> _Given instruction_: Keep only the lines of the data below that contain "this", and copy them.

Extracted data entries:
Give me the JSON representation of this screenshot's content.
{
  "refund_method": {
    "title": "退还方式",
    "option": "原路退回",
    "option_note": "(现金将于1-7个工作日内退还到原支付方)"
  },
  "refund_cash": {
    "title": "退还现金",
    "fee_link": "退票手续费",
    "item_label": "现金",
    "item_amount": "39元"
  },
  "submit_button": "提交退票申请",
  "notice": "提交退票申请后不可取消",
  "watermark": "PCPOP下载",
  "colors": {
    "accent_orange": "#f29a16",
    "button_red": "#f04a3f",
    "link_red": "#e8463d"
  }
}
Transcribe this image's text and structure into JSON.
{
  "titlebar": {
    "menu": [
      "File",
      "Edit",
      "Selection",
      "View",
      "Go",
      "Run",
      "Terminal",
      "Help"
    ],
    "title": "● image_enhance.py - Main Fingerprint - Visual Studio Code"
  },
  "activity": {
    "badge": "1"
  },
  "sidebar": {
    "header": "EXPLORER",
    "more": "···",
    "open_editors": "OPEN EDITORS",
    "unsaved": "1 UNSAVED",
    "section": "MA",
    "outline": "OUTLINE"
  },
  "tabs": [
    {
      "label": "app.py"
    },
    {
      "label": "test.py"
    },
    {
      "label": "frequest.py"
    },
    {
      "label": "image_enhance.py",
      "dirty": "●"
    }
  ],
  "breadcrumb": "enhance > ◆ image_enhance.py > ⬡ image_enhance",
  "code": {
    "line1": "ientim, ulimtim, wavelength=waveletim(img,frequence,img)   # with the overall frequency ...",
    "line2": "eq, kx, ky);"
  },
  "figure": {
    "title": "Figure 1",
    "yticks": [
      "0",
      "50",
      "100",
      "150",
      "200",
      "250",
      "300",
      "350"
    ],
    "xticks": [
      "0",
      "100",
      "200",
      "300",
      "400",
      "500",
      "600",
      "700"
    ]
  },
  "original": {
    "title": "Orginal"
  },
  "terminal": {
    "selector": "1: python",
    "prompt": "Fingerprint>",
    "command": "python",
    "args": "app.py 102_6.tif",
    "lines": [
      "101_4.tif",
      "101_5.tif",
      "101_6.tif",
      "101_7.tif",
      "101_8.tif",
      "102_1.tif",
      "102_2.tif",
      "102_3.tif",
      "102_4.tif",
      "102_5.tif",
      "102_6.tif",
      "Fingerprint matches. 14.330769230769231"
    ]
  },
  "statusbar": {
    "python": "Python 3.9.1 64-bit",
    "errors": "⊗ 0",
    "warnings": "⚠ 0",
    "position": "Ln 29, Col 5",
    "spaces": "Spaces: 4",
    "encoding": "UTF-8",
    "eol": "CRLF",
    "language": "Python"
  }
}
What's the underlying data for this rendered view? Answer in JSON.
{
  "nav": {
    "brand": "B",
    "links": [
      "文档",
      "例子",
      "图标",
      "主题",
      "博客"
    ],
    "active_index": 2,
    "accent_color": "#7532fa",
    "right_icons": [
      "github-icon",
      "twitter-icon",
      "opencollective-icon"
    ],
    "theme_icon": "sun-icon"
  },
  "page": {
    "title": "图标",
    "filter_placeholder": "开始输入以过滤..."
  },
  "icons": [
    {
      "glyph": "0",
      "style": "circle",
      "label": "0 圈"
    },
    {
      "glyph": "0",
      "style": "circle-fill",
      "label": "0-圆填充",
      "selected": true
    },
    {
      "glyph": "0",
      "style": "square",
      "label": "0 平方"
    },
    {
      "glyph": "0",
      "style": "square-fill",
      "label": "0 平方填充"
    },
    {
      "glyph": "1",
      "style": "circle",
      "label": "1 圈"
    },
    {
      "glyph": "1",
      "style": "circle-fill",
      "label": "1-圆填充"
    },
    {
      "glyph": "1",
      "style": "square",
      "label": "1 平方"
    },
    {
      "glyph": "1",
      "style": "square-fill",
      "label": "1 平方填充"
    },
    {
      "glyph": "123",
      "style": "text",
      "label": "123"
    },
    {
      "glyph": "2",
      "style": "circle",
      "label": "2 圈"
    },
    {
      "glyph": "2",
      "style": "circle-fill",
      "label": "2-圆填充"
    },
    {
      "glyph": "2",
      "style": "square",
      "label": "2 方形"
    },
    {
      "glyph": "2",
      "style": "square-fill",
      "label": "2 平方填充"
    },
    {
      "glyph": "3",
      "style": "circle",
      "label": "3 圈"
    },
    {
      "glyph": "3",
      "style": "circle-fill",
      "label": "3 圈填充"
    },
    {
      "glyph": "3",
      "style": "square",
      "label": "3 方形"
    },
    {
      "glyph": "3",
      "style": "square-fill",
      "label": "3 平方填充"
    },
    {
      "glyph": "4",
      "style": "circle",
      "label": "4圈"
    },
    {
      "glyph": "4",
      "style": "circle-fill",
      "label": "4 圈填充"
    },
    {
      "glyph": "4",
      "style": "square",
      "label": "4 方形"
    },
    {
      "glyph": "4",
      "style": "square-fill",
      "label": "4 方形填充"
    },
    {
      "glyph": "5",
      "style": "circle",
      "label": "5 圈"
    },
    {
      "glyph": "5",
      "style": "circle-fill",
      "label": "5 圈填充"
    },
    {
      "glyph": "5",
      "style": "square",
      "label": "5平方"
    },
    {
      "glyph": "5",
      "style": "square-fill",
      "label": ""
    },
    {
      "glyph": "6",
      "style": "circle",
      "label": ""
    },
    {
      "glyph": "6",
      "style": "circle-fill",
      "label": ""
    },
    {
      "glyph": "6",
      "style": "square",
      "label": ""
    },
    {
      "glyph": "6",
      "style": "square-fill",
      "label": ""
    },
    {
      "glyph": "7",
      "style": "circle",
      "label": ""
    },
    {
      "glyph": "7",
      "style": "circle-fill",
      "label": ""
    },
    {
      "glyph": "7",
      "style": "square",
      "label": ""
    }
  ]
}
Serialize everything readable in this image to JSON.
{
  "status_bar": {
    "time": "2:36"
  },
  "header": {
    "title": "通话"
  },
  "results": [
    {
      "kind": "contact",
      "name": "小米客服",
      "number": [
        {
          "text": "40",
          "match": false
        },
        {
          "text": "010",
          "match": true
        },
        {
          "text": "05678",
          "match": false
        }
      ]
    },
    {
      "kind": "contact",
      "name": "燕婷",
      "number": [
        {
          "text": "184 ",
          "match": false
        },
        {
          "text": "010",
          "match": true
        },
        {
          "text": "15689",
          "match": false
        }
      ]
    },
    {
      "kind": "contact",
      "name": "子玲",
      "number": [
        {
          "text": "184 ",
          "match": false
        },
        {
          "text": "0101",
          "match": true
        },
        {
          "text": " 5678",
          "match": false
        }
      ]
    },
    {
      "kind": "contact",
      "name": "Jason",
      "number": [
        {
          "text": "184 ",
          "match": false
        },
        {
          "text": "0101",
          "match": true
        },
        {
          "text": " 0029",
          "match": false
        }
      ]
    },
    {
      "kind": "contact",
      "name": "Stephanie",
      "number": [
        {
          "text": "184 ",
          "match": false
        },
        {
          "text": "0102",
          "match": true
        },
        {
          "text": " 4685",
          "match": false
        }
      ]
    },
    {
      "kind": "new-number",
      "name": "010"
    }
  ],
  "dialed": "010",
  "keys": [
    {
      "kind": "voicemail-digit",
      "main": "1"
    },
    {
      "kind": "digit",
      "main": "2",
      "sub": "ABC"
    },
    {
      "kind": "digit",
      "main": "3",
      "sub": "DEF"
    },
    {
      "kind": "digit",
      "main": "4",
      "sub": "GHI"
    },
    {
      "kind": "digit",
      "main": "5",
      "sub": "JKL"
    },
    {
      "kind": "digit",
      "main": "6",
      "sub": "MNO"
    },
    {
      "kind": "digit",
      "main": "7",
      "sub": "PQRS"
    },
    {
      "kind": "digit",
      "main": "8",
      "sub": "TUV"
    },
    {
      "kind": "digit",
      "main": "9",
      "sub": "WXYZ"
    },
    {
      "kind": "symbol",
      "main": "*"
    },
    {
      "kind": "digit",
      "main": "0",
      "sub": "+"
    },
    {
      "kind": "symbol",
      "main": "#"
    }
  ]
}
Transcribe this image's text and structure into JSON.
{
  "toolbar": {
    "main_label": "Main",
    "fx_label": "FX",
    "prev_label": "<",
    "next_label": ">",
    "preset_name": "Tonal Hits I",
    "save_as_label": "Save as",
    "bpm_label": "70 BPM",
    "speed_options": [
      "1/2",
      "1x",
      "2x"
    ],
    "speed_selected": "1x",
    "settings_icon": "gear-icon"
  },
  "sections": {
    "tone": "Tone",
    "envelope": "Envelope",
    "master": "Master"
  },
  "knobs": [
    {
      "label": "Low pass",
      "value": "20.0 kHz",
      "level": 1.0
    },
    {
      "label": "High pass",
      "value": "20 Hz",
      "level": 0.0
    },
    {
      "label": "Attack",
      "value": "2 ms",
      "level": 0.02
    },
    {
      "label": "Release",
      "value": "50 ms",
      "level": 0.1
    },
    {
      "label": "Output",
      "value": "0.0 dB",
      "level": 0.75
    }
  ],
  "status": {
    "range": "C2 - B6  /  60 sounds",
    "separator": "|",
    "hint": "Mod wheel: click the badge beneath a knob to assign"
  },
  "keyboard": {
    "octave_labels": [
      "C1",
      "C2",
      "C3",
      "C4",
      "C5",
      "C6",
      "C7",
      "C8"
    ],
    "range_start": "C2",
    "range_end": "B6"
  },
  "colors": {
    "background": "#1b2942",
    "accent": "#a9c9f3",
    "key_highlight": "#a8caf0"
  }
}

> _Reply_:
Give me the JSON representation of this screenshot's content.
Transcribe this image's text and structure into JSON.
What's the underlying data for this rendered view? Answer in JSON.
Serialize everything readable in this image to JSON.
Transcribe this image's text and structure into JSON.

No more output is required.